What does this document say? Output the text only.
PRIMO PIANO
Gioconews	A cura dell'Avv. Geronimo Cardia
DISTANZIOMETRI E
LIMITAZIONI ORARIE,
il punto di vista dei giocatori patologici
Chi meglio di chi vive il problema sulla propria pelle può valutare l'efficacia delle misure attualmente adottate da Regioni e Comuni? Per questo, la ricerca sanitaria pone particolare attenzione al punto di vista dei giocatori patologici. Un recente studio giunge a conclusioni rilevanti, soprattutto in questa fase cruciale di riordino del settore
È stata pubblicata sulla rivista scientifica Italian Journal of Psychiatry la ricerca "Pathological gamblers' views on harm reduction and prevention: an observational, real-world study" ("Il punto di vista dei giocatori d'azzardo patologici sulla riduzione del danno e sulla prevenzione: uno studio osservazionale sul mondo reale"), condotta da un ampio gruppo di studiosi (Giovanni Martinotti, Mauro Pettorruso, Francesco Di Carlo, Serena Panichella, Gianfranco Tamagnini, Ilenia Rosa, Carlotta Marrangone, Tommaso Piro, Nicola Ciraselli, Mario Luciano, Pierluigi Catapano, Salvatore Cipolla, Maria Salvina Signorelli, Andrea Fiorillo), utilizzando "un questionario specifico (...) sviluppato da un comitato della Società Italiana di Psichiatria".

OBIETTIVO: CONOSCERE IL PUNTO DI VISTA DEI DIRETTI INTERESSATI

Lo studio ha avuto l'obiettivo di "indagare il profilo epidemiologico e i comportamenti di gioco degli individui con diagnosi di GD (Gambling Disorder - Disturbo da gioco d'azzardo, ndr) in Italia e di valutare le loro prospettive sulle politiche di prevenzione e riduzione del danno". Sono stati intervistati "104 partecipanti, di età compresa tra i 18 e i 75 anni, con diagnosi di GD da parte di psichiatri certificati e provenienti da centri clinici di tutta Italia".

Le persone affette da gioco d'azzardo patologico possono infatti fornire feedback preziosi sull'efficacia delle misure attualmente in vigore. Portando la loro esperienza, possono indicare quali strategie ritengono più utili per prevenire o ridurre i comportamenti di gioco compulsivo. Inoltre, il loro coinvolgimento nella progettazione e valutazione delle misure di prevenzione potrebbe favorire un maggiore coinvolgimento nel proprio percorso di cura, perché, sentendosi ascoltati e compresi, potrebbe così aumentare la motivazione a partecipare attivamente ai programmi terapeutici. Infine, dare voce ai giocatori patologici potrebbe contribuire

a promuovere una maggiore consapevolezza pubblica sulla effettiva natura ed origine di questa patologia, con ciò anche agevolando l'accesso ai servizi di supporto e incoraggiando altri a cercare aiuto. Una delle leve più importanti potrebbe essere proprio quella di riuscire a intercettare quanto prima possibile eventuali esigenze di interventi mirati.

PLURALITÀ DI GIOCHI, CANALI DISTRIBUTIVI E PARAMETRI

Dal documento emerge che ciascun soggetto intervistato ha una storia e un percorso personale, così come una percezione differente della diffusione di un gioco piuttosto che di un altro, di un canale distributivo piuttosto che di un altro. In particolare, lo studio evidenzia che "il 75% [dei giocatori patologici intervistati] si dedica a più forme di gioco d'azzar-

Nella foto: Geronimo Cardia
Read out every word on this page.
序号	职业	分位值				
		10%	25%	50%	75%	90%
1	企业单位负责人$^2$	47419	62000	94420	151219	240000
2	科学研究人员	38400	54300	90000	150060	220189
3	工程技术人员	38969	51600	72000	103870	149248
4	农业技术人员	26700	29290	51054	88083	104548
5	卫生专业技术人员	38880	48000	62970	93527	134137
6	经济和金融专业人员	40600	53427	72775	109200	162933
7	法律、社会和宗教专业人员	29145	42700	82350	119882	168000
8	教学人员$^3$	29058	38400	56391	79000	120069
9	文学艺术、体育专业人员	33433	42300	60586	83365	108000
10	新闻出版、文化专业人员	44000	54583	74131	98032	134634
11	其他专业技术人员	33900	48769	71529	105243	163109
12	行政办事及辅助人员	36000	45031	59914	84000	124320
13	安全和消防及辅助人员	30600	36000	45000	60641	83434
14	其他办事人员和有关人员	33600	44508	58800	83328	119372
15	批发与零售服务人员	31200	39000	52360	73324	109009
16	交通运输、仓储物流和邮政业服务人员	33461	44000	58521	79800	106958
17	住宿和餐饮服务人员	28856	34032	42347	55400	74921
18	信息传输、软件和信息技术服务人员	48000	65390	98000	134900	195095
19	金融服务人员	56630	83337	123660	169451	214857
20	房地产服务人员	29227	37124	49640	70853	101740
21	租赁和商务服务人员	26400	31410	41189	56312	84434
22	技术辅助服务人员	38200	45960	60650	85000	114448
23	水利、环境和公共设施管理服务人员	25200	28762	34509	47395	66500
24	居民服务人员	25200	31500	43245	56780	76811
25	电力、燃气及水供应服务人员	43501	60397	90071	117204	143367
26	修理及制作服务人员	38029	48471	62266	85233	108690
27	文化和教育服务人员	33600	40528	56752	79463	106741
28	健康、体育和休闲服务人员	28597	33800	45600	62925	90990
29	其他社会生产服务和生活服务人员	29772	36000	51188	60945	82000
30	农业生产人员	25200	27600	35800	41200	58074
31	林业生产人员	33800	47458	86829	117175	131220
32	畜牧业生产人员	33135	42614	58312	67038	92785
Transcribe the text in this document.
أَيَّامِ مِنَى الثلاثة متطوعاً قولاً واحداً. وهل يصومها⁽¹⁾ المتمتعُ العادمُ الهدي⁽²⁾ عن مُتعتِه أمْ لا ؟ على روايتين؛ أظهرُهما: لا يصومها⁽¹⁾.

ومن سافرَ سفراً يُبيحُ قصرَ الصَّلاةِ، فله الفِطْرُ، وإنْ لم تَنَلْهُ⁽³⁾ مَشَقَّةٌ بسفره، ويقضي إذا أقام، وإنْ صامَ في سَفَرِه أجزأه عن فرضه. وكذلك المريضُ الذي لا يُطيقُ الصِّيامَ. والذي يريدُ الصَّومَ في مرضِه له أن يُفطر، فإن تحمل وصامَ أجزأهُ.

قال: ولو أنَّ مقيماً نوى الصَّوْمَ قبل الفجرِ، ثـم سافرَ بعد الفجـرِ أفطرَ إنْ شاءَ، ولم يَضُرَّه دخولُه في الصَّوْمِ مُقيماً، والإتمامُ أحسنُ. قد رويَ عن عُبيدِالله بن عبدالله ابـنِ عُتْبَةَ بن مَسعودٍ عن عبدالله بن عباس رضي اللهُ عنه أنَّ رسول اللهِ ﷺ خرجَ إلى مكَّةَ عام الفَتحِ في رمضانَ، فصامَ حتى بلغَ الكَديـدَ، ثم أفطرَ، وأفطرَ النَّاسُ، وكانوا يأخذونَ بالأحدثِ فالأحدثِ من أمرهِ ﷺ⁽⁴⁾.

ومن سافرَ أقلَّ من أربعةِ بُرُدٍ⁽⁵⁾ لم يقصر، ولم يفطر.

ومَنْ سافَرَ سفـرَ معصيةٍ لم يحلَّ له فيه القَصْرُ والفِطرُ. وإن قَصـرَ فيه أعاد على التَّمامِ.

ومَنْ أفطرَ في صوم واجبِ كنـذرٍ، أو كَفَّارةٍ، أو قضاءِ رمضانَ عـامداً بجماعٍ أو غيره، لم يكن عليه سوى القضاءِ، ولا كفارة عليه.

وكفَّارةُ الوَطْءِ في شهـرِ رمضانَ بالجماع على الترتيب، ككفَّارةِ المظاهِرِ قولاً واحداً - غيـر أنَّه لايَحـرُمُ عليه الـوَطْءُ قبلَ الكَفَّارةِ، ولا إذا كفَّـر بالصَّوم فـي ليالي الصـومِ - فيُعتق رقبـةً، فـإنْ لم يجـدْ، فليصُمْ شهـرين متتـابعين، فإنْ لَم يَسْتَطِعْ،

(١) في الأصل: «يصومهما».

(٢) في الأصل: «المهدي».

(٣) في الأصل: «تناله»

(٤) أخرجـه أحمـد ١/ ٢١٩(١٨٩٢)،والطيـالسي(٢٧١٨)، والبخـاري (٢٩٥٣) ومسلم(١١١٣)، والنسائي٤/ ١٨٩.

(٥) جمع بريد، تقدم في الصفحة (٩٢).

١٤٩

# # # # #

From the listing above, copy every line that includes the word "سافر".

• _Output below_:
ومن سافرَ سفراً يُبيحُ قصرَ الصَّلاةِ، فله الفِطْرُ، وإنْ لم تَنَلْهُ⁽³⁾ مَشَقَّةٌ بسفره، ويقضي إذا أقام، وإنْ صامَ في سَفَرِه أجزأه عن فرضه. وكذلك المريضُ الذي لا يُطيقُ الصِّيامَ. والذي يريدُ الصَّومَ في مرضِه له أن يُفطر، فإن تحمل وصامَ أجزأهُ.
قال: ولو أنَّ مقيماً نوى الصَّوْمَ قبل الفجرِ، ثـم سافرَ بعد الفجـرِ أفطرَ إنْ شاءَ، ولم يَضُرَّه دخولُه في الصَّوْمِ مُقيماً، والإتمامُ أحسنُ. قد رويَ عن عُبيدِالله بن عبدالله ابـنِ عُتْبَةَ بن مَسعودٍ عن عبدالله بن عباس رضي اللهُ عنه أنَّ رسول اللهِ ﷺ خرجَ إلى مكَّةَ عام الفَتحِ في رمضانَ، فصامَ حتى بلغَ الكَديـدَ، ثم أفطرَ، وأفطرَ النَّاسُ، وكانوا يأخذونَ بالأحدثِ فالأحدثِ من أمرهِ ﷺ⁽⁴⁾.
ومن سافرَ أقلَّ من أربعةِ بُرُدٍ⁽⁵⁾ لم يقصر، ولم يفطر.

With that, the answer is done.